───── DATA EXCERPTS

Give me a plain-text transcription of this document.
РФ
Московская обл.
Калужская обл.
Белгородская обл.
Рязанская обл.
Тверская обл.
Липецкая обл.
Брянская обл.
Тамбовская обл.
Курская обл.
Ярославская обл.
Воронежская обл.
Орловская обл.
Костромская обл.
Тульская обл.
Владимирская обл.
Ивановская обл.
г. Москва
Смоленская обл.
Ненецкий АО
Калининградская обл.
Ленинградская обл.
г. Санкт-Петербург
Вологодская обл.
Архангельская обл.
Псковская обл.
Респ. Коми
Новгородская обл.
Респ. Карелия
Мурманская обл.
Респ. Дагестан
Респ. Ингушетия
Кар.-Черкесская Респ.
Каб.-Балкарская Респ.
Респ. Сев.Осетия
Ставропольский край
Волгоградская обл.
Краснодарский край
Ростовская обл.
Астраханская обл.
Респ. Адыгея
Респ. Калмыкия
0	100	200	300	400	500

──────────

▶ WHAT IS REQUIRED
Print the records once more, exactly as they were given.

▶ SOLUTION BELOW
Give me a plain-text transcription of this document.
РФ
Московская обл.
Калужская обл.
Белгородская обл.
Рязанская обл.
Тверская обл.
Липецкая обл.
Брянская обл.
Тамбовская обл.
Курская обл.
Ярославская обл.
Воронежская обл.
Орловская обл.
Костромская обл.
Тульская обл.
Владимирская обл.
Ивановская обл.
г. Москва
Смоленская обл.
Ненецкий АО
Калининградская обл.
Ленинградская обл.
г. Санкт-Петербург
Вологодская обл.
Архангельская обл.
Псковская обл.
Респ. Коми
Новгородская обл.
Респ. Карелия
Мурманская обл.
Респ. Дагестан
Респ. Ингушетия
Кар.-Черкесская Респ.
Каб.-Балкарская Респ.
Респ. Сев.Осетия
Ставропольский край
Волгоградская обл.
Краснодарский край
Ростовская обл.
Астраханская обл.
Респ. Адыгея
Респ. Калмыкия
0	100	200	300	400	500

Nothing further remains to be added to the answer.